■ **GOAL**: Exactly reproduce the lines that follow.
## Begin INFORMATION GIVEN
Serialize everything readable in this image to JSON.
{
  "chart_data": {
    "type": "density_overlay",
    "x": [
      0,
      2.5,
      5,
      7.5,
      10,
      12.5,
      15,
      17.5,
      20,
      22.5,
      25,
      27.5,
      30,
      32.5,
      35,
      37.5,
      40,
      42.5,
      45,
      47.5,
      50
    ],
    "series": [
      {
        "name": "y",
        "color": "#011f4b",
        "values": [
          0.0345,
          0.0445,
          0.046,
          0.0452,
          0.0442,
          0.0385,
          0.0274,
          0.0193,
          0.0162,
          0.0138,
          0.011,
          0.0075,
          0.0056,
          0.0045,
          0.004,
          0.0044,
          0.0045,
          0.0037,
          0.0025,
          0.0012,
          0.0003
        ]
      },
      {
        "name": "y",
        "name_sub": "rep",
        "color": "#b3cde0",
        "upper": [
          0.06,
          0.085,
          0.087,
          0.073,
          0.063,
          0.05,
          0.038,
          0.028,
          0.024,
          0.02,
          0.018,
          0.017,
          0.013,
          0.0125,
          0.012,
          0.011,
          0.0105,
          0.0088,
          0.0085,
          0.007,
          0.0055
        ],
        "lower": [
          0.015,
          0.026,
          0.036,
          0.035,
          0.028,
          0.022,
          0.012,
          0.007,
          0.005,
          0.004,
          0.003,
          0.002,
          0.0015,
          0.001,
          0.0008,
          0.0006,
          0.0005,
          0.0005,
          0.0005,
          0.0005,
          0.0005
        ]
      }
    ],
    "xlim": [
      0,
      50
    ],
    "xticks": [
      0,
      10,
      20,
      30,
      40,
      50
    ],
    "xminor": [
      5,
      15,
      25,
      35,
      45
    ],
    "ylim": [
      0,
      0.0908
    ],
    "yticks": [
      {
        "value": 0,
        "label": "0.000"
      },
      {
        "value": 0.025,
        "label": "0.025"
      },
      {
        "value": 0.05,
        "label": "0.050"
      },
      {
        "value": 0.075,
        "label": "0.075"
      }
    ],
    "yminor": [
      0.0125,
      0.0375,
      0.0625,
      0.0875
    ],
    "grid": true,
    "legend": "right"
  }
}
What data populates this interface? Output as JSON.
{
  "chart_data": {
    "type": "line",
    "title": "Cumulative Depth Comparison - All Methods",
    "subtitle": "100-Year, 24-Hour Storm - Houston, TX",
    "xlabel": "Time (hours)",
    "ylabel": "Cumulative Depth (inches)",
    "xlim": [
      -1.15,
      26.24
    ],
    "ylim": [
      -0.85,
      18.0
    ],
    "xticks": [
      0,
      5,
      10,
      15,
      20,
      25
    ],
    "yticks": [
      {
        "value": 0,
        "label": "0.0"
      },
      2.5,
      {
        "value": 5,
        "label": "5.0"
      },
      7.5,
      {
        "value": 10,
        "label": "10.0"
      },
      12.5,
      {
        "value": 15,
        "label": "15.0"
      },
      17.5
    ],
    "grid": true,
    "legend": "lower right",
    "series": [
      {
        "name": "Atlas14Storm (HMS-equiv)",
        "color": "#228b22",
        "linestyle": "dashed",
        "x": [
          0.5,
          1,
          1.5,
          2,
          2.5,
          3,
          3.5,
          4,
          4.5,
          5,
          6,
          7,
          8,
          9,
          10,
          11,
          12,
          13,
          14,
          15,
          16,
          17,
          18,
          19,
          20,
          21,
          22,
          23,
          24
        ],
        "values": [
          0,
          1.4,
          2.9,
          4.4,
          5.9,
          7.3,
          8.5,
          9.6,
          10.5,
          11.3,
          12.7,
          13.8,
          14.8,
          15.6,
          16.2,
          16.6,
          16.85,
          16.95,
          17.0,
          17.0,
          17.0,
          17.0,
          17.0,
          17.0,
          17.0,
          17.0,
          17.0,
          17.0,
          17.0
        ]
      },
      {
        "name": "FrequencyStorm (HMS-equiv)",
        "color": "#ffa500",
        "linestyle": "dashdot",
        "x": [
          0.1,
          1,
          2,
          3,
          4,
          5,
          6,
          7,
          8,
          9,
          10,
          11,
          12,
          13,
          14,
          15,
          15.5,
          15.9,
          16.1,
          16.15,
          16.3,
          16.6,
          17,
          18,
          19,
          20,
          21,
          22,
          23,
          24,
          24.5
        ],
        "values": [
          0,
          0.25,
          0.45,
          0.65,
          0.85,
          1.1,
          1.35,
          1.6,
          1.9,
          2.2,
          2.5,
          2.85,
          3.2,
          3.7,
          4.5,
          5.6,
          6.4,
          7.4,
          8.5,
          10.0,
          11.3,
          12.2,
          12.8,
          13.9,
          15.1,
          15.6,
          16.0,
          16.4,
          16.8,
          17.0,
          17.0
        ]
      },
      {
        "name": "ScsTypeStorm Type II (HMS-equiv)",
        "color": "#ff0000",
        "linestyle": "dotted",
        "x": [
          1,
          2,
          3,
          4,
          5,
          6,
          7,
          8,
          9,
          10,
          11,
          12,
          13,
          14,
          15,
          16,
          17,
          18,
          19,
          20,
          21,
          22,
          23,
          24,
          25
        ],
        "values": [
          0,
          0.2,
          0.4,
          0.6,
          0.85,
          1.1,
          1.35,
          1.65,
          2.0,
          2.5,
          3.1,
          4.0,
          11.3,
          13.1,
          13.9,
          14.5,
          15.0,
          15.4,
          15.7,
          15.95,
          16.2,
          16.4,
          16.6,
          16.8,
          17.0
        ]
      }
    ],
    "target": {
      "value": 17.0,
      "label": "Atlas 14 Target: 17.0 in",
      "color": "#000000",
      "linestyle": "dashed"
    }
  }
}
## End INFORMATION GIVEN
■ **RESPONSE TO THIS EXERCISE**:
Serialize everything readable in this image to JSON.
{
  "chart_data": {
    "type": "density_overlay",
    "x": [
      0,
      2.5,
      5,
      7.5,
      10,
      12.5,
      15,
      17.5,
      20,
      22.5,
      25,
      27.5,
      30,
      32.5,
      35,
      37.5,
      40,
      42.5,
      45,
      47.5,
      50
    ],
    "series": [
      {
        "name": "y",
        "color": "#011f4b",
        "values": [
          0.0345,
          0.0445,
          0.046,
          0.0452,
          0.0442,
          0.0385,
          0.0274,
          0.0193,
          0.0162,
          0.0138,
          0.011,
          0.0075,
          0.0056,
          0.0045,
          0.004,
          0.0044,
          0.0045,
          0.0037,
          0.0025,
          0.0012,
          0.0003
        ]
      },
      {
        "name": "y",
        "name_sub": "rep",
        "color": "#b3cde0",
        "upper": [
          0.06,
          0.085,
          0.087,
          0.073,
          0.063,
          0.05,
          0.038,
          0.028,
          0.024,
          0.02,
          0.018,
          0.017,
          0.013,
          0.0125,
          0.012,
          0.011,
          0.0105,
          0.0088,
          0.0085,
          0.007,
          0.0055
        ],
        "lower": [
          0.015,
          0.026,
          0.036,
          0.035,
          0.028,
          0.022,
          0.012,
          0.007,
          0.005,
          0.004,
          0.003,
          0.002,
          0.0015,
          0.001,
          0.0008,
          0.0006,
          0.0005,
          0.0005,
          0.0005,
          0.0005,
          0.0005
        ]
      }
    ],
    "xlim": [
      0,
      50
    ],
    "xticks": [
      0,
      10,
      20,
      30,
      40,
      50
    ],
    "xminor": [
      5,
      15,
      25,
      35,
      45
    ],
    "ylim": [
      0,
      0.0908
    ],
    "yticks": [
      {
        "value": 0,
        "label": "0.000"
      },
      {
        "value": 0.025,
        "label": "0.025"
      },
      {
        "value": 0.05,
        "label": "0.050"
      },
      {
        "value": 0.075,
        "label": "0.075"
      }
    ],
    "yminor": [
      0.0125,
      0.0375,
      0.0625,
      0.0875
    ],
    "grid": true,
    "legend": "right"
  }
}
What data populates this interface? Output as JSON.
{
  "chart_data": {
    "type": "line",
    "title": "Cumulative Depth Comparison - All Methods",
    "subtitle": "100-Year, 24-Hour Storm - Houston, TX",
    "xlabel": "Time (hours)",
    "ylabel": "Cumulative Depth (inches)",
    "xlim": [
      -1.15,
      26.24
    ],
    "ylim": [
      -0.85,
      18.0
    ],
    "xticks": [
      0,
      5,
      10,
      15,
      20,
      25
    ],
    "yticks": [
      {
        "value": 0,
        "label": "0.0"
      },
      2.5,
      {
        "value": 5,
        "label": "5.0"
      },
      7.5,
      {
        "value": 10,
        "label": "10.0"
      },
      12.5,
      {
        "value": 15,
        "label": "15.0"
      },
      17.5
    ],
    "grid": true,
    "legend": "lower right",
    "series": [
      {
        "name": "Atlas14Storm (HMS-equiv)",
        "color": "#228b22",
        "linestyle": "dashed",
        "x": [
          0.5,
          1,
          1.5,
          2,
          2.5,
          3,
          3.5,
          4,
          4.5,
          5,
          6,
          7,
          8,
          9,
          10,
          11,
          12,
          13,
          14,
          15,
          16,
          17,
          18,
          19,
          20,
          21,
          22,
          23,
          24
        ],
        "values": [
          0,
          1.4,
          2.9,
          4.4,
          5.9,
          7.3,
          8.5,
          9.6,
          10.5,
          11.3,
          12.7,
          13.8,
          14.8,
          15.6,
          16.2,
          16.6,
          16.85,
          16.95,
          17.0,
          17.0,
          17.0,
          17.0,
          17.0,
          17.0,
          17.0,
          17.0,
          17.0,
          17.0,
          17.0
        ]
      },
      {
        "name": "FrequencyStorm (HMS-equiv)",
        "color": "#ffa500",
        "linestyle": "dashdot",
        "x": [
          0.1,
          1,
          2,
          3,
          4,
          5,
          6,
          7,
          8,
          9,
          10,
          11,
          12,
          13,
          14,
          15,
          15.5,
          15.9,
          16.1,
          16.15,
          16.3,
          16.6,
          17,
          18,
          19,
          20,
          21,
          22,
          23,
          24,
          24.5
        ],
        "values": [
          0,
          0.25,
          0.45,
          0.65,
          0.85,
          1.1,
          1.35,
          1.6,
          1.9,
          2.2,
          2.5,
          2.85,
          3.2,
          3.7,
          4.5,
          5.6,
          6.4,
          7.4,
          8.5,
          10.0,
          11.3,
          12.2,
          12.8,
          13.9,
          15.1,
          15.6,
          16.0,
          16.4,
          16.8,
          17.0,
          17.0
        ]
      },
      {
        "name": "ScsTypeStorm Type II (HMS-equiv)",
        "color": "#ff0000",
        "linestyle": "dotted",
        "x": [
          1,
          2,
          3,
          4,
          5,
          6,
          7,
          8,
          9,
          10,
          11,
          12,
          13,
          14,
          15,
          16,
          17,
          18,
          19,
          20,
          21,
          22,
          23,
          24,
          25
        ],
        "values": [
          0,
          0.2,
          0.4,
          0.6,
          0.85,
          1.1,
          1.35,
          1.65,
          2.0,
          2.5,
          3.1,
          4.0,
          11.3,
          13.1,
          13.9,
          14.5,
          15.0,
          15.4,
          15.7,
          15.95,
          16.2,
          16.4,
          16.6,
          16.8,
          17.0
        ]
      }
    ],
    "target": {
      "value": 17.0,
      "label": "Atlas 14 Target: 17.0 in",
      "color": "#000000",
      "linestyle": "dashed"
    }
  }
}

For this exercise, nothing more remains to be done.